§ TASK REQUIREMENTS:
Emit the line that holds "Output a JSON" and all lines following it through the end of the data, verbatim, and nothing else.

§ RECORDED INFORMATION:
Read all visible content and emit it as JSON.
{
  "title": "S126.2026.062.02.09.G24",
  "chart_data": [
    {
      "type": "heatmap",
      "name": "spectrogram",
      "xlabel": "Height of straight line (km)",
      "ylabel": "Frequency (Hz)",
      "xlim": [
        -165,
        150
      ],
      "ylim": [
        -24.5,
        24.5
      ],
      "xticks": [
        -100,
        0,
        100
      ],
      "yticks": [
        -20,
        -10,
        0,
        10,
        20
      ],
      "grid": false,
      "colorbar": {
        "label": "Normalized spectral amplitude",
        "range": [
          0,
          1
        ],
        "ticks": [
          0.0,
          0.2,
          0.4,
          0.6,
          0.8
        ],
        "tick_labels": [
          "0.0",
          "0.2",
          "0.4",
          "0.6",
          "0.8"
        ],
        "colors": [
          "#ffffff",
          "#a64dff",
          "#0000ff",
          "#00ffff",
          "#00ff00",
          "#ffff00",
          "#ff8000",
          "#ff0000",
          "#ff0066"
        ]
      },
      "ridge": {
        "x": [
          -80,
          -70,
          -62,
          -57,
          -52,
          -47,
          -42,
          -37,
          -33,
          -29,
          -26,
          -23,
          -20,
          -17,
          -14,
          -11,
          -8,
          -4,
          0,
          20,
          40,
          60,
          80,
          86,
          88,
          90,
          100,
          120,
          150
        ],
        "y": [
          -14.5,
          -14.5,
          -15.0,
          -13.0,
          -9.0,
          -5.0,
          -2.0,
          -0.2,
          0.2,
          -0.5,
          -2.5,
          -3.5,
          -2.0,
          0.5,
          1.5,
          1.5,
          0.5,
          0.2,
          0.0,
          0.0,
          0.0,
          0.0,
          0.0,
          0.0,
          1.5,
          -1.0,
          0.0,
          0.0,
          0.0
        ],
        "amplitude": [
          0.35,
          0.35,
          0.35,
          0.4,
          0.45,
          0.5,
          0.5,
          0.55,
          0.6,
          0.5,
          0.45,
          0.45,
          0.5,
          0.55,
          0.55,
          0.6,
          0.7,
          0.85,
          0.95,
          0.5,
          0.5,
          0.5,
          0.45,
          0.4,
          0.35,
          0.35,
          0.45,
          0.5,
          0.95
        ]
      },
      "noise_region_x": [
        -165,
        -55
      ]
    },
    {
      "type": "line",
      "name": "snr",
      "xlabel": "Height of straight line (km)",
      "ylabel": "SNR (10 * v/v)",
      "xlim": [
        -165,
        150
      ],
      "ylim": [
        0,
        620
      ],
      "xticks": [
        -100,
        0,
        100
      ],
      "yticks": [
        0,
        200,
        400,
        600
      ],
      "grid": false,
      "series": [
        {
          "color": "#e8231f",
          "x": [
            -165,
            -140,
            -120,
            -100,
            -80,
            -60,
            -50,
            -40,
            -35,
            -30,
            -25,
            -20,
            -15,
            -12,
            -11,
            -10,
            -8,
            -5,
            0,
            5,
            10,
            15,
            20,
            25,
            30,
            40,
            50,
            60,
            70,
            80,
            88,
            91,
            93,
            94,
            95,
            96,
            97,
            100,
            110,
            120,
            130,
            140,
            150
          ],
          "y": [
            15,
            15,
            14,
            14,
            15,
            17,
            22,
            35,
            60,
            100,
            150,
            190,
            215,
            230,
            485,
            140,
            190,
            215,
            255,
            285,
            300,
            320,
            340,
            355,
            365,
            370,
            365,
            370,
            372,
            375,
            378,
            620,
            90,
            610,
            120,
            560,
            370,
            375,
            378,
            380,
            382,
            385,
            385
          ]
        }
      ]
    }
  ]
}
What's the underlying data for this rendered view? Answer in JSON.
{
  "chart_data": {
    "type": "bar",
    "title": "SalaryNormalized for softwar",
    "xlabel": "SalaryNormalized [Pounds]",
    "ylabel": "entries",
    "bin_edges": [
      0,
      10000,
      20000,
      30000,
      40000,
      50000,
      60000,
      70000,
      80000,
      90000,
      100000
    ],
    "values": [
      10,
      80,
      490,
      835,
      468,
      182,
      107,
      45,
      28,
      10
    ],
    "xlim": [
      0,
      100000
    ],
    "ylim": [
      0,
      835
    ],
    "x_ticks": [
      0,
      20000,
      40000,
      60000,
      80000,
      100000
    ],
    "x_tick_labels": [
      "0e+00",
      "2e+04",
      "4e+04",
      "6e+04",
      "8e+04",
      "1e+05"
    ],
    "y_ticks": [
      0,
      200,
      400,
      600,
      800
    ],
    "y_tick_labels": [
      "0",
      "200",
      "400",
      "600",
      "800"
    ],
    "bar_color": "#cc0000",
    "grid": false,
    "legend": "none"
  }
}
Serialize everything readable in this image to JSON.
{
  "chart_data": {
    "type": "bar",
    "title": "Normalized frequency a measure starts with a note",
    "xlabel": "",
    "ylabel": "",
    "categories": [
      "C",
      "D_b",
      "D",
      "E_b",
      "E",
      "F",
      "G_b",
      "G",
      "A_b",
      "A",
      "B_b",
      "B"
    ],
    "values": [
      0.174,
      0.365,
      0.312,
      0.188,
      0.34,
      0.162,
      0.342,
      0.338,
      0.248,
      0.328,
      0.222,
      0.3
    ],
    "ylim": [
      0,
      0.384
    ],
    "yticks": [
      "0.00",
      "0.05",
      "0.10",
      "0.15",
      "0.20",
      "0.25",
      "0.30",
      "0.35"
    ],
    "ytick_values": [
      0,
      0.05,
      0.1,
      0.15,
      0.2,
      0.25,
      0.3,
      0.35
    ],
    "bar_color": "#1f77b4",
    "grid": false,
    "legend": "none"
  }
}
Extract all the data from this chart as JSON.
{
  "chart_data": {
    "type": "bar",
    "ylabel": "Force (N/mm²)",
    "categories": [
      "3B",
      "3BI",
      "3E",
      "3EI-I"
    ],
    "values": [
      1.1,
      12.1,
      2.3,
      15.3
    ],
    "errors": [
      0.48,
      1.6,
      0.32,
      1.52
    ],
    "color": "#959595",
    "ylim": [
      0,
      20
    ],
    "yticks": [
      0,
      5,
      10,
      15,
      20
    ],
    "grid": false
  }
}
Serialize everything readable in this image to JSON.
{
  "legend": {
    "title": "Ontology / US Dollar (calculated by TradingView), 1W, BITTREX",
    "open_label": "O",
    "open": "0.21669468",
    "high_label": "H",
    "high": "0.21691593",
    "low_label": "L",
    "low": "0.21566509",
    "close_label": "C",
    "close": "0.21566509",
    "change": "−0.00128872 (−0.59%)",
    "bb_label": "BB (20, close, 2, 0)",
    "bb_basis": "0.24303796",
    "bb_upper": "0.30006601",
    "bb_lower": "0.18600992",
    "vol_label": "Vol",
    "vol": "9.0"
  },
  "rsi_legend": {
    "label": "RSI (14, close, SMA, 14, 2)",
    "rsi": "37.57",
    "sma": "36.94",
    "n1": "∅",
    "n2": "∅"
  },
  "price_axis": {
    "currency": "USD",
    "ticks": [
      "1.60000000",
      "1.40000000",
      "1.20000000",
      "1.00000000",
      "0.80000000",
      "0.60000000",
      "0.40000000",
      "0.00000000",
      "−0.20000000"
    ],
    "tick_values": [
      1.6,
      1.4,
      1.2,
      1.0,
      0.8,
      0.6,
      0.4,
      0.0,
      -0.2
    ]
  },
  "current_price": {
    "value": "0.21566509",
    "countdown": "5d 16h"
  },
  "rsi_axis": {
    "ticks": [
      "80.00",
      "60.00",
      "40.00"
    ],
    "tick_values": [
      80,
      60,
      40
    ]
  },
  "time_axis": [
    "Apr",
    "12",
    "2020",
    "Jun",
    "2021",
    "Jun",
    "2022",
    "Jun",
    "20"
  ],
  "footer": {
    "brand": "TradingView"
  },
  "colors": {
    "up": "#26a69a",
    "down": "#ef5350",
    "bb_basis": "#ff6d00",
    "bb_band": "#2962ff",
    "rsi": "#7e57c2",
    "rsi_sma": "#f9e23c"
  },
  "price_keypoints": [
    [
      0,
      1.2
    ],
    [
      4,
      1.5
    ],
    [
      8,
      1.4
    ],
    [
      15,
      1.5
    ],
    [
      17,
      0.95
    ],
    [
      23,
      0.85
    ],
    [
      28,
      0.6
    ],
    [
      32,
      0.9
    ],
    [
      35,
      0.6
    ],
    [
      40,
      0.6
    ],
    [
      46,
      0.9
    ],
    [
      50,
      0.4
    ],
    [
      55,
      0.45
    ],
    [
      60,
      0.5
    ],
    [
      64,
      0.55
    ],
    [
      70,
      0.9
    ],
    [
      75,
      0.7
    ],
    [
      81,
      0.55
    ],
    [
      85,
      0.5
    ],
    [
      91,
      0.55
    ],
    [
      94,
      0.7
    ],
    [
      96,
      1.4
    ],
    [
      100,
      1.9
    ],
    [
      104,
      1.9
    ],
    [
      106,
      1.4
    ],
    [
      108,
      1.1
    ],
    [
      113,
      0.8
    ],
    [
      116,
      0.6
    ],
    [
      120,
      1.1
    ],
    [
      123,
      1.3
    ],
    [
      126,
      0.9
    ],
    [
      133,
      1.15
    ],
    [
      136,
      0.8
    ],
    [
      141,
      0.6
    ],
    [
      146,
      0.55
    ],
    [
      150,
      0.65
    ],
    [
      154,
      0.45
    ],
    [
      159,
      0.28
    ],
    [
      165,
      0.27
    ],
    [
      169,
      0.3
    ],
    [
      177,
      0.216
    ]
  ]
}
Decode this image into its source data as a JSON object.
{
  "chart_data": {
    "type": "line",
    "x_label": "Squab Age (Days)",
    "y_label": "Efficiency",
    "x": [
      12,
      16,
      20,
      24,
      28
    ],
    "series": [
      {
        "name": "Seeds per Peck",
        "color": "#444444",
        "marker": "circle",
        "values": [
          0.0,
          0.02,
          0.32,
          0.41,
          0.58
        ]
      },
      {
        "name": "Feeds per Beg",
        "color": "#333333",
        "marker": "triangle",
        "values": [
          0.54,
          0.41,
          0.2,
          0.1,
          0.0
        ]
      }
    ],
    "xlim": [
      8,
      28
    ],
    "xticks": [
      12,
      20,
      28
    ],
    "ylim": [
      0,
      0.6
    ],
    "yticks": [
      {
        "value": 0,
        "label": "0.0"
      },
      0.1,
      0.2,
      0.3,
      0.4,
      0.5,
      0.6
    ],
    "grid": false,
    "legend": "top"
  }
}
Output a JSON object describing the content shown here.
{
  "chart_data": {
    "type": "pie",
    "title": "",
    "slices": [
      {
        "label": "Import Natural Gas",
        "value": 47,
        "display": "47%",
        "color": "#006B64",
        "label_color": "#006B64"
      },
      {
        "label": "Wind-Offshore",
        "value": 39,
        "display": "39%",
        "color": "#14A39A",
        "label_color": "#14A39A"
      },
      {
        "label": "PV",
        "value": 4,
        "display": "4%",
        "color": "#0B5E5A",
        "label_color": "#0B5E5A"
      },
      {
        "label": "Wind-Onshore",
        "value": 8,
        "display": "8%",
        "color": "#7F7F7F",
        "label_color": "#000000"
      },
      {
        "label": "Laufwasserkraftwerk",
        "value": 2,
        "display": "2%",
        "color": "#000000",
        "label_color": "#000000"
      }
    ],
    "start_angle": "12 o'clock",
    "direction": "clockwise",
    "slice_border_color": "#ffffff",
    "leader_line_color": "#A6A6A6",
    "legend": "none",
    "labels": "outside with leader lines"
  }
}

§ REPLY:
Output a JSON object describing the content shown here.
{
  "chart_data": {
    "type": "pie",
    "title": "",
    "slices": [
      {
        "label": "Import Natural Gas",
        "value": 47,
        "display": "47%",
        "color": "#006B64",
        "label_color": "#006B64"
      },
      {
        "label": "Wind-Offshore",
        "value": 39,
        "display": "39%",
        "color": "#14A39A",
        "label_color": "#14A39A"
      },
      {
        "label": "PV",
        "value": 4,
        "display": "4%",
        "color": "#0B5E5A",
        "label_color": "#0B5E5A"
      },
      {
        "label": "Wind-Onshore",
        "value": 8,
        "display": "8%",
        "color": "#7F7F7F",
        "label_color": "#000000"
      },
      {
        "label": "Laufwasserkraftwerk",
        "value": 2,
        "display": "2%",
        "color": "#000000",
        "label_color": "#000000"
      }
    ],
    "start_angle": "12 o'clock",
    "direction": "clockwise",
    "slice_border_color": "#ffffff",
    "leader_line_color": "#A6A6A6",
    "legend": "none",
    "labels": "outside with leader lines"
  }
}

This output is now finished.